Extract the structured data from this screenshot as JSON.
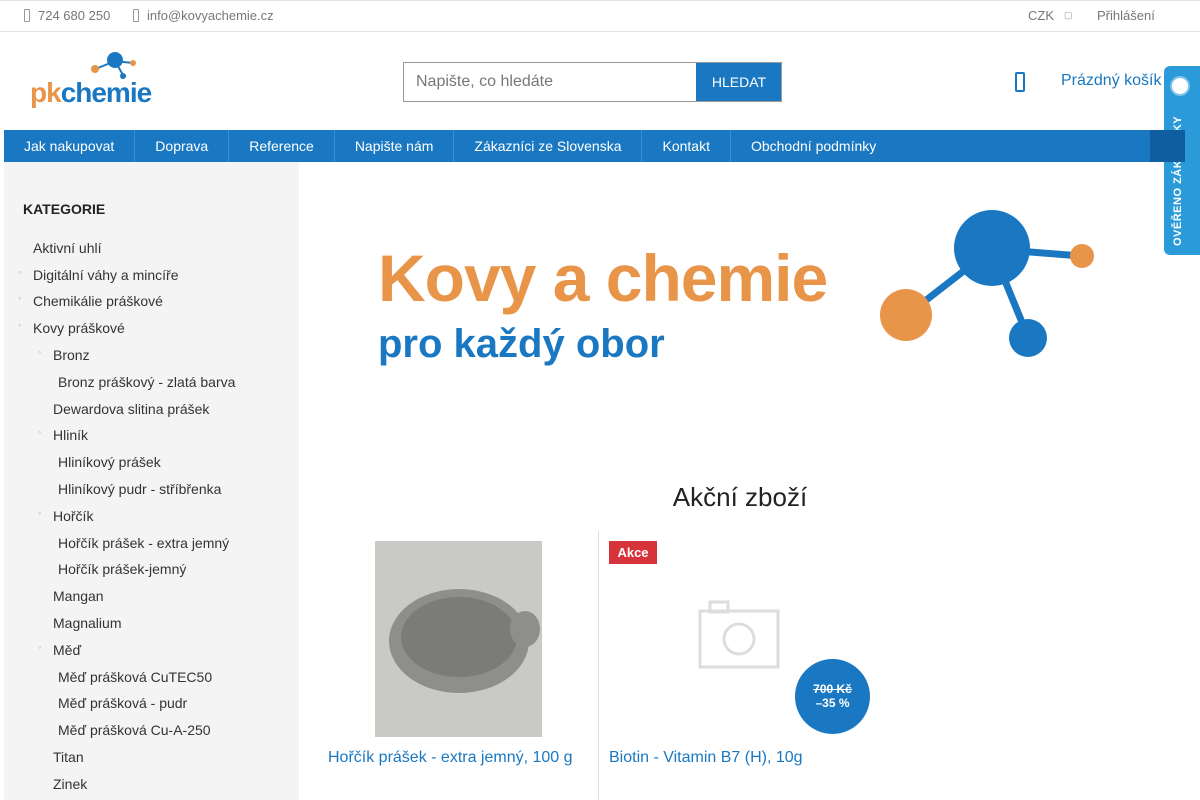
{
  "topbar": {
    "phone": "724 680 250",
    "email": "info@kovyachemie.cz",
    "currency": "CZK",
    "login": "Přihlášení"
  },
  "header": {
    "logo_pk": "pk",
    "logo_chemie": "chemie",
    "search_placeholder": "Napište, co hledáte",
    "search_button": "HLEDAT",
    "cart": "Prázdný košík"
  },
  "nav": {
    "items": [
      "Jak nakupovat",
      "Doprava",
      "Reference",
      "Napište nám",
      "Zákazníci ze Slovenska",
      "Kontakt",
      "Obchodní podmínky"
    ]
  },
  "badge": {
    "text": "OVĚŘENO ZÁKAZNÍKY"
  },
  "sidebar": {
    "title": "KATEGORIE",
    "items": [
      "Aktivní uhlí",
      "Digitální váhy a mincíře",
      "Chemikálie práškové",
      "Kovy práškové",
      "Bronz",
      "Bronz práškový - zlatá barva",
      "Dewardova slitina prášek",
      "Hliník",
      "Hliníkový prášek",
      "Hliníkový pudr - stříbřenka",
      "Hořčík",
      "Hořčík prášek - extra jemný",
      "Hořčík prášek-jemný",
      "Mangan",
      "Magnalium",
      "Měď",
      "Měď prášková CuTEC50",
      "Měď prášková - pudr",
      "Měď prášková Cu-A-250",
      "Titan",
      "Zinek"
    ]
  },
  "banner": {
    "line1": "Kovy a chemie",
    "line2": "pro každý obor"
  },
  "section": {
    "title": "Akční zboží"
  },
  "products": [
    {
      "name": "Hořčík prášek - extra jemný, 100 g"
    },
    {
      "name": "Biotin - Vitamin B7 (H), 10g",
      "tag": "Akce",
      "old_price": "700 Kč",
      "discount": "–35 %"
    }
  ],
  "colors": {
    "brand_blue": "#1a78c2",
    "brand_orange": "#e8954a",
    "sale_red": "#d6333a"
  }
}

• • • • • • •

Directions: Reproduce every record above exactly, omitting the pictures.

Response to this exercise:
Extract the structured data from this screenshot as JSON.
{
  "topbar": {
    "phone": "724 680 250",
    "email": "info@kovyachemie.cz",
    "currency": "CZK",
    "login": "Přihlášení"
  },
  "header": {
    "logo_pk": "pk",
    "logo_chemie": "chemie",
    "search_placeholder": "Napište, co hledáte",
    "search_button": "HLEDAT",
    "cart": "Prázdný košík"
  },
  "nav": {
    "items": [
      "Jak nakupovat",
      "Doprava",
      "Reference",
      "Napište nám",
      "Zákazníci ze Slovenska",
      "Kontakt",
      "Obchodní podmínky"
    ]
  },
  "badge": {
    "text": "OVĚŘENO ZÁKAZNÍKY"
  },
  "sidebar": {
    "title": "KATEGORIE",
    "items": [
      "Aktivní uhlí",
      "Digitální váhy a mincíře",
      "Chemikálie práškové",
      "Kovy práškové",
      "Bronz",
      "Bronz práškový - zlatá barva",
      "Dewardova slitina prášek",
      "Hliník",
      "Hliníkový prášek",
      "Hliníkový pudr - stříbřenka",
      "Hořčík",
      "Hořčík prášek - extra jemný",
      "Hořčík prášek-jemný",
      "Mangan",
      "Magnalium",
      "Měď",
      "Měď prášková CuTEC50",
      "Měď prášková - pudr",
      "Měď prášková Cu-A-250",
      "Titan",
      "Zinek"
    ]
  },
  "banner": {
    "line1": "Kovy a chemie",
    "line2": "pro každý obor"
  },
  "section": {
    "title": "Akční zboží"
  },
  "products": [
    {
      "name": "Hořčík prášek - extra jemný, 100 g"
    },
    {
      "name": "Biotin - Vitamin B7 (H), 10g",
      "tag": "Akce",
      "old_price": "700 Kč",
      "discount": "–35 %"
    }
  ],
  "colors": {
    "brand_blue": "#1a78c2",
    "brand_orange": "#e8954a",
    "sale_red": "#d6333a"
  }
}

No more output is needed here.